YOUR GOAL:
Restate the complete material exactly.

=== SOURCE RECORDS ===

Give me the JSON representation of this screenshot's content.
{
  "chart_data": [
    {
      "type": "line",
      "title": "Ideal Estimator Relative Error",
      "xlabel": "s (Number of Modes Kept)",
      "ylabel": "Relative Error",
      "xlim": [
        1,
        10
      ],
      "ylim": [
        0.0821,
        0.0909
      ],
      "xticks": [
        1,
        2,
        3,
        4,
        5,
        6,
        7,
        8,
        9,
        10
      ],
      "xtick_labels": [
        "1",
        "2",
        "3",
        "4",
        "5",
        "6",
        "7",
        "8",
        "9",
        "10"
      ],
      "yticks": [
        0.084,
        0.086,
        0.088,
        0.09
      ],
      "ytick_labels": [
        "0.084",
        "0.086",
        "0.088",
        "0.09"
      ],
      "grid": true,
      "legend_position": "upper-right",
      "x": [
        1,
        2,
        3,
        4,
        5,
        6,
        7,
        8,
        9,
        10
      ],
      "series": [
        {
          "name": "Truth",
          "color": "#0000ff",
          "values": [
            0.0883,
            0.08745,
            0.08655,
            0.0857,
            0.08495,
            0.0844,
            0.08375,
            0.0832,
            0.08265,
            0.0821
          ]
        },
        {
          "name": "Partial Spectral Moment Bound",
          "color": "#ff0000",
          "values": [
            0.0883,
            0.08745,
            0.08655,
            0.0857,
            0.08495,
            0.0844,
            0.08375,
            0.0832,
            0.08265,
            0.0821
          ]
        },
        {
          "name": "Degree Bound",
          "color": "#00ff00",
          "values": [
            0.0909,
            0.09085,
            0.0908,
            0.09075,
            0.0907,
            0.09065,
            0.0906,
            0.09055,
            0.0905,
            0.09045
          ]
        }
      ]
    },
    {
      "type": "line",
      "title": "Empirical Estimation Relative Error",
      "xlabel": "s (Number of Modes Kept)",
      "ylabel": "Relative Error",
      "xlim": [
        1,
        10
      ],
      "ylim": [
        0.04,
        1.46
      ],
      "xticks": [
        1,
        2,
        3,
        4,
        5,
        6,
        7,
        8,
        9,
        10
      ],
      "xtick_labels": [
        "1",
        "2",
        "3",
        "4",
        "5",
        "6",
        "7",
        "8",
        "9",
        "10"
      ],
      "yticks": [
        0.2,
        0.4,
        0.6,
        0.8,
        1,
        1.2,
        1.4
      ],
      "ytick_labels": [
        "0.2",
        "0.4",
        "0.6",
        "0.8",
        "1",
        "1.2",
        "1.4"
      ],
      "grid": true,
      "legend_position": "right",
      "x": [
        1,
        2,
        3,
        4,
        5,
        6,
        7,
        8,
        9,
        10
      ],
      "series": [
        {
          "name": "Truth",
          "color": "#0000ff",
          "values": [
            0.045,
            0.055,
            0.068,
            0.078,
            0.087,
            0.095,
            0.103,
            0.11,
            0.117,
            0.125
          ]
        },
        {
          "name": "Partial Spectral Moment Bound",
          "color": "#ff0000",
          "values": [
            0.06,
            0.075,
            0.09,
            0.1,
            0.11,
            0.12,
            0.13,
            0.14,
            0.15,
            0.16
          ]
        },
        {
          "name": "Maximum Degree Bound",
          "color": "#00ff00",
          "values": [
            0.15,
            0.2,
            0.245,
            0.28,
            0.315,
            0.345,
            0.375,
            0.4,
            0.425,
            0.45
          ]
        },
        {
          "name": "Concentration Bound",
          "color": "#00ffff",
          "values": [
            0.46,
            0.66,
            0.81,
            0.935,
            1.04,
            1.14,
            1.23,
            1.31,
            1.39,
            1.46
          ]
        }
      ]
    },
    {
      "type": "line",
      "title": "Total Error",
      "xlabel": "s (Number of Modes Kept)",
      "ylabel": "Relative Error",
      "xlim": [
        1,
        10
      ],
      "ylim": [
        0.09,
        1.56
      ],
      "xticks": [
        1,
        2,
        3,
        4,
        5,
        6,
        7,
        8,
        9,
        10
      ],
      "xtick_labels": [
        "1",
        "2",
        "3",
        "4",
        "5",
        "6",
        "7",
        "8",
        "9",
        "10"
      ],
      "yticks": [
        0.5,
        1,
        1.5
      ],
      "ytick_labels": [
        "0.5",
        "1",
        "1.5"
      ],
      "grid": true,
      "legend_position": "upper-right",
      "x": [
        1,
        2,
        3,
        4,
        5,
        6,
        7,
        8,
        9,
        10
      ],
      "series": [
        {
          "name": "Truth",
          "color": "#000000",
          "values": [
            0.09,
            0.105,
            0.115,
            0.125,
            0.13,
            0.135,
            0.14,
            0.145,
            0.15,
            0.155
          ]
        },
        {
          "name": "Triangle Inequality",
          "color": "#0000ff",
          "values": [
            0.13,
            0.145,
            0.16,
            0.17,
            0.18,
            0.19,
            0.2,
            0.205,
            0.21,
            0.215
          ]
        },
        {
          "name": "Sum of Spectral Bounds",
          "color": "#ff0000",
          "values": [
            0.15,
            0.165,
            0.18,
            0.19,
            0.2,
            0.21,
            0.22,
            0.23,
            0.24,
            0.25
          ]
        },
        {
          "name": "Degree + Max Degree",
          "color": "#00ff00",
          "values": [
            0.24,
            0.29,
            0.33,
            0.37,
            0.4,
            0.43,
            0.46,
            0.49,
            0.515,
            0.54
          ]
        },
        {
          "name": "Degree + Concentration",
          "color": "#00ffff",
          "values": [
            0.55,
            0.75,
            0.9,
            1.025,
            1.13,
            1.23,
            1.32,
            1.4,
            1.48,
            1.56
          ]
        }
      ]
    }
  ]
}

===

ANSWER TO THIS PROBLEM:
Give me the JSON representation of this screenshot's content.
{
  "chart_data": [
    {
      "type": "line",
      "title": "Ideal Estimator Relative Error",
      "xlabel": "s (Number of Modes Kept)",
      "ylabel": "Relative Error",
      "xlim": [
        1,
        10
      ],
      "ylim": [
        0.0821,
        0.0909
      ],
      "xticks": [
        1,
        2,
        3,
        4,
        5,
        6,
        7,
        8,
        9,
        10
      ],
      "xtick_labels": [
        "1",
        "2",
        "3",
        "4",
        "5",
        "6",
        "7",
        "8",
        "9",
        "10"
      ],
      "yticks": [
        0.084,
        0.086,
        0.088,
        0.09
      ],
      "ytick_labels": [
        "0.084",
        "0.086",
        "0.088",
        "0.09"
      ],
      "grid": true,
      "legend_position": "upper-right",
      "x": [
        1,
        2,
        3,
        4,
        5,
        6,
        7,
        8,
        9,
        10
      ],
      "series": [
        {
          "name": "Truth",
          "color": "#0000ff",
          "values": [
            0.0883,
            0.08745,
            0.08655,
            0.0857,
            0.08495,
            0.0844,
            0.08375,
            0.0832,
            0.08265,
            0.0821
          ]
        },
        {
          "name": "Partial Spectral Moment Bound",
          "color": "#ff0000",
          "values": [
            0.0883,
            0.08745,
            0.08655,
            0.0857,
            0.08495,
            0.0844,
            0.08375,
            0.0832,
            0.08265,
            0.0821
          ]
        },
        {
          "name": "Degree Bound",
          "color": "#00ff00",
          "values": [
            0.0909,
            0.09085,
            0.0908,
            0.09075,
            0.0907,
            0.09065,
            0.0906,
            0.09055,
            0.0905,
            0.09045
          ]
        }
      ]
    },
    {
      "type": "line",
      "title": "Empirical Estimation Relative Error",
      "xlabel": "s (Number of Modes Kept)",
      "ylabel": "Relative Error",
      "xlim": [
        1,
        10
      ],
      "ylim": [
        0.04,
        1.46
      ],
      "xticks": [
        1,
        2,
        3,
        4,
        5,
        6,
        7,
        8,
        9,
        10
      ],
      "xtick_labels": [
        "1",
        "2",
        "3",
        "4",
        "5",
        "6",
        "7",
        "8",
        "9",
        "10"
      ],
      "yticks": [
        0.2,
        0.4,
        0.6,
        0.8,
        1,
        1.2,
        1.4
      ],
      "ytick_labels": [
        "0.2",
        "0.4",
        "0.6",
        "0.8",
        "1",
        "1.2",
        "1.4"
      ],
      "grid": true,
      "legend_position": "right",
      "x": [
        1,
        2,
        3,
        4,
        5,
        6,
        7,
        8,
        9,
        10
      ],
      "series": [
        {
          "name": "Truth",
          "color": "#0000ff",
          "values": [
            0.045,
            0.055,
            0.068,
            0.078,
            0.087,
            0.095,
            0.103,
            0.11,
            0.117,
            0.125
          ]
        },
        {
          "name": "Partial Spectral Moment Bound",
          "color": "#ff0000",
          "values": [
            0.06,
            0.075,
            0.09,
            0.1,
            0.11,
            0.12,
            0.13,
            0.14,
            0.15,
            0.16
          ]
        },
        {
          "name": "Maximum Degree Bound",
          "color": "#00ff00",
          "values": [
            0.15,
            0.2,
            0.245,
            0.28,
            0.315,
            0.345,
            0.375,
            0.4,
            0.425,
            0.45
          ]
        },
        {
          "name": "Concentration Bound",
          "color": "#00ffff",
          "values": [
            0.46,
            0.66,
            0.81,
            0.935,
            1.04,
            1.14,
            1.23,
            1.31,
            1.39,
            1.46
          ]
        }
      ]
    },
    {
      "type": "line",
      "title": "Total Error",
      "xlabel": "s (Number of Modes Kept)",
      "ylabel": "Relative Error",
      "xlim": [
        1,
        10
      ],
      "ylim": [
        0.09,
        1.56
      ],
      "xticks": [
        1,
        2,
        3,
        4,
        5,
        6,
        7,
        8,
        9,
        10
      ],
      "xtick_labels": [
        "1",
        "2",
        "3",
        "4",
        "5",
        "6",
        "7",
        "8",
        "9",
        "10"
      ],
      "yticks": [
        0.5,
        1,
        1.5
      ],
      "ytick_labels": [
        "0.5",
        "1",
        "1.5"
      ],
      "grid": true,
      "legend_position": "upper-right",
      "x": [
        1,
        2,
        3,
        4,
        5,
        6,
        7,
        8,
        9,
        10
      ],
      "series": [
        {
          "name": "Truth",
          "color": "#000000",
          "values": [
            0.09,
            0.105,
            0.115,
            0.125,
            0.13,
            0.135,
            0.14,
            0.145,
            0.15,
            0.155
          ]
        },
        {
          "name": "Triangle Inequality",
          "color": "#0000ff",
          "values": [
            0.13,
            0.145,
            0.16,
            0.17,
            0.18,
            0.19,
            0.2,
            0.205,
            0.21,
            0.215
          ]
        },
        {
          "name": "Sum of Spectral Bounds",
          "color": "#ff0000",
          "values": [
            0.15,
            0.165,
            0.18,
            0.19,
            0.2,
            0.21,
            0.22,
            0.23,
            0.24,
            0.25
          ]
        },
        {
          "name": "Degree + Max Degree",
          "color": "#00ff00",
          "values": [
            0.24,
            0.29,
            0.33,
            0.37,
            0.4,
            0.43,
            0.46,
            0.49,
            0.515,
            0.54
          ]
        },
        {
          "name": "Degree + Concentration",
          "color": "#00ffff",
          "values": [
            0.55,
            0.75,
            0.9,
            1.025,
            1.13,
            1.23,
            1.32,
            1.4,
            1.48,
            1.56
          ]
        }
      ]
    }
  ]
}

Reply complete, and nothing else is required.